Tarefas:
- 1) Por favor, transcreva o trecho do texto sobre Cabo Verde entre "Investimento em Tecnologia" e "tecnológicos e materiais,.", inclusive.
- 2) Segundo o texto sobre Cabo Verde, por que razão a diversificação do país faz sentido financeiro? Responda em uma a três frases.
- 3) Escreva a continuação do texto sobre a diversificação económica de Cabo Verde, a partir da última frase apresentada.

Por que é que isto faz sentido financeiro? Porque a diversificação de Cabo Verde não é uma invenção aleatória; é baseada na geografia. O país está estrategicamente posicionado no cruzamento de cabos submarinos, rotas marítimas e corredores aéreos do Atlântico Médio.

A estratégia de diversificação visa mitigar a vulnerabilidade a choques externos (como a pandemia ou a guerra na Ucrânia) que paralisam o turismo. Ao desenvolver a agricultura tecnológica (hidroponia e dessalinização) e a indústria ligeira, o país procura também reduzir a dependência de importações para consumo básico e insumos hoteleiros, retendo mais valor dentro da economia nacional,.


Informação Prática :

Para quem deseja posicionar capital nestes novos setores, o quadro de incentivos é claro e agressivo:

Investimento em Tecnologia (Digital) : O veículo principal é a Zona Económica Especial para Tecnologias (ZEET). As empresas elegíveis beneficiam de uma taxa reduzida de imposto sobre o rendimento das pessoas coletivas (IRPC) de 2,5%, além de isenção de direitos aduaneiros na importação de equipamentos tecnológicos e materiais,.

Investimento na Economia Azul : O foco geográfico é São Vicente. A ZEEM-SV oferece um regime fiscal e aduaneiro especial para indústrias ligadas ao mar, incluindo estaleiros navais, processamento de pescado e energias renováveis offshore,.

Excertos de dados:
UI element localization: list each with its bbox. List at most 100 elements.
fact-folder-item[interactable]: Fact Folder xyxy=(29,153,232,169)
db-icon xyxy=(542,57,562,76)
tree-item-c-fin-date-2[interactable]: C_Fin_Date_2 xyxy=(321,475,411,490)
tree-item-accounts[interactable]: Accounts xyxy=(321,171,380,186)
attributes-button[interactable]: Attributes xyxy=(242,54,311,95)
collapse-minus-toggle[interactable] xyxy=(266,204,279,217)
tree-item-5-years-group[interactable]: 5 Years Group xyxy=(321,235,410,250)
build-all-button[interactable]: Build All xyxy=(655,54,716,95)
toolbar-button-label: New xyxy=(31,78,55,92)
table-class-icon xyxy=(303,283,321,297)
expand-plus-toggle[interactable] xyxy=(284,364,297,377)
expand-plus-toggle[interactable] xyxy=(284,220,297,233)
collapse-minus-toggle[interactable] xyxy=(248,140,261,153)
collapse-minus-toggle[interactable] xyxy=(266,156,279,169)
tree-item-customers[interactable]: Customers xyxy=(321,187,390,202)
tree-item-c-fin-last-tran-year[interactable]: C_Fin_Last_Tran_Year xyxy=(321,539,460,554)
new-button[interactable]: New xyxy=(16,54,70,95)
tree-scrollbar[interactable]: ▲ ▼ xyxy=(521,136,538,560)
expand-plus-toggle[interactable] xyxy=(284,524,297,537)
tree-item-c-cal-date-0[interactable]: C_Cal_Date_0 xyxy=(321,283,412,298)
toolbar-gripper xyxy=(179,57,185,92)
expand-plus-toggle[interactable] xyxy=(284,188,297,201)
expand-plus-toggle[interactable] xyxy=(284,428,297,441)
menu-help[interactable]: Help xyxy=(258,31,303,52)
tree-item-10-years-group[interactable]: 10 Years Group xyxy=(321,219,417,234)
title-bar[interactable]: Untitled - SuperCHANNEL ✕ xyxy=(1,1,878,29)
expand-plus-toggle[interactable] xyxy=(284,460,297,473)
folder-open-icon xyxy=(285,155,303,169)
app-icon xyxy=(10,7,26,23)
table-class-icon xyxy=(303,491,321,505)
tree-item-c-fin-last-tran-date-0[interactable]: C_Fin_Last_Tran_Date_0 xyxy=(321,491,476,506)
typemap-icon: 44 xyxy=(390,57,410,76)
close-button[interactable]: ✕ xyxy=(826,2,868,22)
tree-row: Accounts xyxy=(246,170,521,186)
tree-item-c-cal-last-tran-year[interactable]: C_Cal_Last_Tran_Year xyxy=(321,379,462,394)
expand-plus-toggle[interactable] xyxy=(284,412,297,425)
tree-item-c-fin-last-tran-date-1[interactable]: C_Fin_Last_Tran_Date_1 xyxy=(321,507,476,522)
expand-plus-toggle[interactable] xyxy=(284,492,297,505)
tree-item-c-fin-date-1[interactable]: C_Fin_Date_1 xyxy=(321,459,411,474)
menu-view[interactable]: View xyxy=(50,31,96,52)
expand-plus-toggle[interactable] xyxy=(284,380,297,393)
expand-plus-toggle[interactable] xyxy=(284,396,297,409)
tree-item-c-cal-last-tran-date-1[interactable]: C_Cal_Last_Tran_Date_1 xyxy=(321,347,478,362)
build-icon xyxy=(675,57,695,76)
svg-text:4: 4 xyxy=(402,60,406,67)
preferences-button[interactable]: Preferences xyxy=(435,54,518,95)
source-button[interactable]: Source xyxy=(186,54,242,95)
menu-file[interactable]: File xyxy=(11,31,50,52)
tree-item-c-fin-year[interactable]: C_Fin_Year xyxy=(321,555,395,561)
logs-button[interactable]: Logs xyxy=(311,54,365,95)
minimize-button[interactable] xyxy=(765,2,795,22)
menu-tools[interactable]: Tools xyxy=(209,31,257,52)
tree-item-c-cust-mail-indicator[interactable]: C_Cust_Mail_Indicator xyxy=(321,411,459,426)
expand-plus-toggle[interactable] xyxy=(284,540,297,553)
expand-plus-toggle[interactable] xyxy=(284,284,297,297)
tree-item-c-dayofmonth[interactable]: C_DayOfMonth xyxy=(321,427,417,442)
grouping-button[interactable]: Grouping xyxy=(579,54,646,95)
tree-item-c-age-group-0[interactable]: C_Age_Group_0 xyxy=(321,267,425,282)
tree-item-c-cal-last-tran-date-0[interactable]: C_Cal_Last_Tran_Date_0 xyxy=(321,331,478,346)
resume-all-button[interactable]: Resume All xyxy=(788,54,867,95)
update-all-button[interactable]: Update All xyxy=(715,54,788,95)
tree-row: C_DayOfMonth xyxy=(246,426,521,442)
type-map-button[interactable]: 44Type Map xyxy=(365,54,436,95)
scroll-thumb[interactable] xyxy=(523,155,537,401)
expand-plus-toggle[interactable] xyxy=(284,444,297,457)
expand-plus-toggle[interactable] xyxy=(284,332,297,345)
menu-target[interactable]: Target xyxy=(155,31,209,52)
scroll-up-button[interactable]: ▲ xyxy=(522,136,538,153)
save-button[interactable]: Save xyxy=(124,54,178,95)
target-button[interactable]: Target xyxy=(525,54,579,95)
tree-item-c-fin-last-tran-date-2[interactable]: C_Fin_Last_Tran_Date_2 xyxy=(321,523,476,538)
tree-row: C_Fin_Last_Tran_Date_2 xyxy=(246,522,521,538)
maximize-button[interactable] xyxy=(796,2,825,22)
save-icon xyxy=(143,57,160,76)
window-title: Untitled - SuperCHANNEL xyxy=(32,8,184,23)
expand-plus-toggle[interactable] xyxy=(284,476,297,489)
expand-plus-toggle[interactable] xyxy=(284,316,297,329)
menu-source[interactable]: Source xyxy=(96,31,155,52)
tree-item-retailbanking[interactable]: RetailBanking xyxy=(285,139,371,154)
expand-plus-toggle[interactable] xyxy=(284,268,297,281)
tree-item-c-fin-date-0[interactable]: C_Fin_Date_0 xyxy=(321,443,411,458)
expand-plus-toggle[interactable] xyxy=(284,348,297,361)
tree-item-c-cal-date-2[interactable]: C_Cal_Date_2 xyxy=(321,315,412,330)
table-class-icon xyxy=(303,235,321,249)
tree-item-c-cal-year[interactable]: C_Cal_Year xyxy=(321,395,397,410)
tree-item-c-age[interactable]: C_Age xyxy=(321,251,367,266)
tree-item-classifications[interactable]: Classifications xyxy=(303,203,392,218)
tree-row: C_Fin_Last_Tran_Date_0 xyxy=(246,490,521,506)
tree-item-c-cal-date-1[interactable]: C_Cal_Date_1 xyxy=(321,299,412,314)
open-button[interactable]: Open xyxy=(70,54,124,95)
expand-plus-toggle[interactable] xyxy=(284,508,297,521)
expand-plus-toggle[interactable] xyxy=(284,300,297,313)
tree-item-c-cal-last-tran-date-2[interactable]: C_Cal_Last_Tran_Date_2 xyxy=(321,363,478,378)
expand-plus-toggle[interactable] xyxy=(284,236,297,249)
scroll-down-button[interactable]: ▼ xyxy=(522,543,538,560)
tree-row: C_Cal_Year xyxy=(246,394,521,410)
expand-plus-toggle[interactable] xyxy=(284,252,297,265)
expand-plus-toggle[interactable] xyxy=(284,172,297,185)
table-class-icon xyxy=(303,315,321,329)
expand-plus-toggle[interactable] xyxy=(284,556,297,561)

As suas respostas:
- 1)
Investimento em Tecnologia (Digital) : O veículo principal é a Zona Económica Especial para Tecnologias (ZEET). As empresas elegíveis beneficiam de uma taxa reduzida de imposto sobre o rendimento das pessoas coletivas (IRPC) de 2,5%, além de isenção de direitos aduaneiros na importação de equipamentos tecnológicos e materiais,.

- 2) Porque a diversificação de Cabo Verde não é uma invenção aleatória: baseia-se na geografia. O país está estrategicamente posicionado no cruzamento de cabos submarinos, rotas marítimas e corredores aéreos do Atlântico Médio.

- 3)
Investimento em Renováveis e Agricultura : Existem incentivos fiscais específicos e garantias para projetos de energias renováveis e mobilização de água (dessalinização) para a agricultura. O governo promove ativamente parcerias público-privadas (PPP) para infraestruturas energéticas e hidroagrícolas,.

Resumo:

Cabo Verde está a mover-se ativamente para além da monocultura do turismo. O PEDS II e a Ambição 2030 traçam um caminho claro para uma economia de serviços diversificada, apoiada pela Economia Azul (logística e pescas), Digital (serviços tecnológicos e dados) e Verde (renováveis). A infraestrutura (portos, cabos de dados, parques solares) está a ser construída para suportar esta visão.

Recomendação:

Olhe para a cadeia de valor, não apenas para o ativo final. Em vez de construir mais um hotel, considere investir na infraestrutura de suporte: energia renovável para baixar a fatura dos hotéis, logística de frio para as pescas, ou serviços digitais B2B sediados no TechPark. A diversificação é onde reside o potencial de crescimento exponencial na próxima década.